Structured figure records

+===+

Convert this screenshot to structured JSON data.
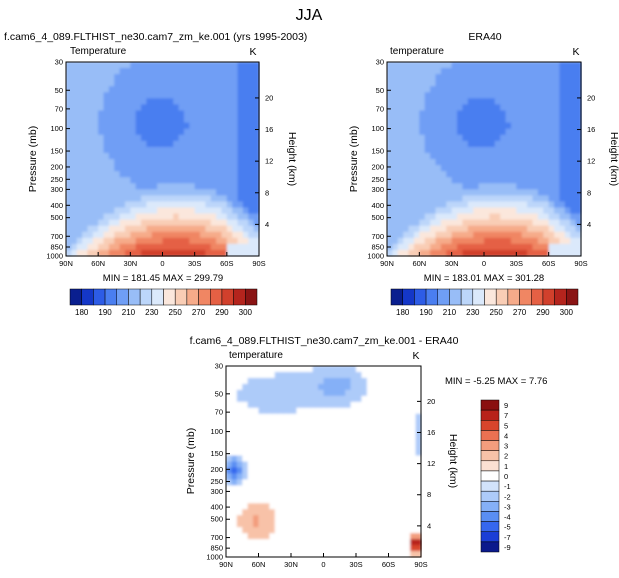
{
  "figure": {
    "title": "JJA"
  },
  "colors": {
    "abs_palette": [
      "#0a1f8f",
      "#1437c8",
      "#2d5ce6",
      "#4a7ef0",
      "#6f9ef5",
      "#98bdf7",
      "#bcd6fa",
      "#dbe9fb",
      "#fbe7dc",
      "#f9cdb5",
      "#f6ab8a",
      "#f08663",
      "#e56044",
      "#d1402c",
      "#b4241d",
      "#8a1414"
    ],
    "diff_palette": [
      "#0b1a8c",
      "#1a3ed6",
      "#3667ee",
      "#5a8ef3",
      "#85b0f7",
      "#adcbf9",
      "#d2e3fb",
      "#ffffff",
      "#fbe0d2",
      "#f8c2a8",
      "#f39d7d",
      "#ea7152",
      "#d8452b",
      "#b8221a",
      "#8a1010"
    ]
  },
  "chart_data": [
    {
      "type": "heatmap",
      "panel": "control",
      "case_title": "f.cam6_4_089.FLTHIST_ne30.cam7_zm_ke.001 (yrs 1995-2003)",
      "left_label": "Temperature",
      "right_unit": "K",
      "ylabel": "Pressure (mb)",
      "ylabel_right": "Height (km)",
      "x_ticks": [
        "90N",
        "60N",
        "30N",
        "0",
        "30S",
        "60S",
        "90S"
      ],
      "y_ticks": [
        "30",
        "50",
        "70",
        "100",
        "150",
        "200",
        "250",
        "300",
        "400",
        "500",
        "700",
        "850",
        "1000"
      ],
      "height_ticks": [
        "20",
        "16",
        "12",
        "8",
        "4"
      ],
      "stats": "MIN = 181.45  MAX = 299.79",
      "colorbar_labels": [
        "180",
        "190",
        "210",
        "230",
        "250",
        "270",
        "290",
        "300"
      ],
      "value_range": [
        180,
        300
      ]
    },
    {
      "type": "heatmap",
      "panel": "obs",
      "case_title": "ERA40",
      "left_label": "temperature",
      "right_unit": "K",
      "ylabel": "Pressure (mb)",
      "ylabel_right": "Height (km)",
      "x_ticks": [
        "90N",
        "60N",
        "30N",
        "0",
        "30S",
        "60S",
        "90S"
      ],
      "y_ticks": [
        "30",
        "50",
        "70",
        "100",
        "150",
        "200",
        "250",
        "300",
        "400",
        "500",
        "700",
        "850",
        "1000"
      ],
      "height_ticks": [
        "20",
        "16",
        "12",
        "8",
        "4"
      ],
      "stats": "MIN = 183.01  MAX = 301.28",
      "colorbar_labels": [
        "180",
        "190",
        "210",
        "230",
        "250",
        "270",
        "290",
        "300"
      ],
      "value_range": [
        180,
        300
      ]
    },
    {
      "type": "heatmap",
      "panel": "difference",
      "case_title": "f.cam6_4_089.FLTHIST_ne30.cam7_zm_ke.001 - ERA40",
      "left_label": "temperature",
      "right_unit": "K",
      "ylabel": "Pressure (mb)",
      "ylabel_right": "Height (km)",
      "x_ticks": [
        "90N",
        "60N",
        "30N",
        "0",
        "30S",
        "60S",
        "90S"
      ],
      "y_ticks": [
        "30",
        "50",
        "70",
        "100",
        "150",
        "200",
        "250",
        "300",
        "400",
        "500",
        "700",
        "850",
        "1000"
      ],
      "height_ticks": [
        "20",
        "16",
        "12",
        "8",
        "4"
      ],
      "stats": "MIN = -5.25  MAX =  7.76",
      "colorbar_labels": [
        "9",
        "7",
        "5",
        "4",
        "3",
        "2",
        "1",
        "0",
        "-1",
        "-2",
        "-3",
        "-4",
        "-5",
        "-7",
        "-9"
      ],
      "value_range": [
        -9,
        9
      ]
    }
  ]
}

+===+

Aim of the exercise
Write out the listing above exactly as it stands, pictures excluded.

Problem solution
Convert this screenshot to structured JSON data.
{
  "figure": {
    "title": "JJA"
  },
  "colors": {
    "abs_palette": [
      "#0a1f8f",
      "#1437c8",
      "#2d5ce6",
      "#4a7ef0",
      "#6f9ef5",
      "#98bdf7",
      "#bcd6fa",
      "#dbe9fb",
      "#fbe7dc",
      "#f9cdb5",
      "#f6ab8a",
      "#f08663",
      "#e56044",
      "#d1402c",
      "#b4241d",
      "#8a1414"
    ],
    "diff_palette": [
      "#0b1a8c",
      "#1a3ed6",
      "#3667ee",
      "#5a8ef3",
      "#85b0f7",
      "#adcbf9",
      "#d2e3fb",
      "#ffffff",
      "#fbe0d2",
      "#f8c2a8",
      "#f39d7d",
      "#ea7152",
      "#d8452b",
      "#b8221a",
      "#8a1010"
    ]
  },
  "chart_data": [
    {
      "type": "heatmap",
      "panel": "control",
      "case_title": "f.cam6_4_089.FLTHIST_ne30.cam7_zm_ke.001 (yrs 1995-2003)",
      "left_label": "Temperature",
      "right_unit": "K",
      "ylabel": "Pressure (mb)",
      "ylabel_right": "Height (km)",
      "x_ticks": [
        "90N",
        "60N",
        "30N",
        "0",
        "30S",
        "60S",
        "90S"
      ],
      "y_ticks": [
        "30",
        "50",
        "70",
        "100",
        "150",
        "200",
        "250",
        "300",
        "400",
        "500",
        "700",
        "850",
        "1000"
      ],
      "height_ticks": [
        "20",
        "16",
        "12",
        "8",
        "4"
      ],
      "stats": "MIN = 181.45  MAX = 299.79",
      "colorbar_labels": [
        "180",
        "190",
        "210",
        "230",
        "250",
        "270",
        "290",
        "300"
      ],
      "value_range": [
        180,
        300
      ]
    },
    {
      "type": "heatmap",
      "panel": "obs",
      "case_title": "ERA40",
      "left_label": "temperature",
      "right_unit": "K",
      "ylabel": "Pressure (mb)",
      "ylabel_right": "Height (km)",
      "x_ticks": [
        "90N",
        "60N",
        "30N",
        "0",
        "30S",
        "60S",
        "90S"
      ],
      "y_ticks": [
        "30",
        "50",
        "70",
        "100",
        "150",
        "200",
        "250",
        "300",
        "400",
        "500",
        "700",
        "850",
        "1000"
      ],
      "height_ticks": [
        "20",
        "16",
        "12",
        "8",
        "4"
      ],
      "stats": "MIN = 183.01  MAX = 301.28",
      "colorbar_labels": [
        "180",
        "190",
        "210",
        "230",
        "250",
        "270",
        "290",
        "300"
      ],
      "value_range": [
        180,
        300
      ]
    },
    {
      "type": "heatmap",
      "panel": "difference",
      "case_title": "f.cam6_4_089.FLTHIST_ne30.cam7_zm_ke.001 - ERA40",
      "left_label": "temperature",
      "right_unit": "K",
      "ylabel": "Pressure (mb)",
      "ylabel_right": "Height (km)",
      "x_ticks": [
        "90N",
        "60N",
        "30N",
        "0",
        "30S",
        "60S",
        "90S"
      ],
      "y_ticks": [
        "30",
        "50",
        "70",
        "100",
        "150",
        "200",
        "250",
        "300",
        "400",
        "500",
        "700",
        "850",
        "1000"
      ],
      "height_ticks": [
        "20",
        "16",
        "12",
        "8",
        "4"
      ],
      "stats": "MIN = -5.25  MAX =  7.76",
      "colorbar_labels": [
        "9",
        "7",
        "5",
        "4",
        "3",
        "2",
        "1",
        "0",
        "-1",
        "-2",
        "-3",
        "-4",
        "-5",
        "-7",
        "-9"
      ],
      "value_range": [
        -9,
        9
      ]
    }
  ]
}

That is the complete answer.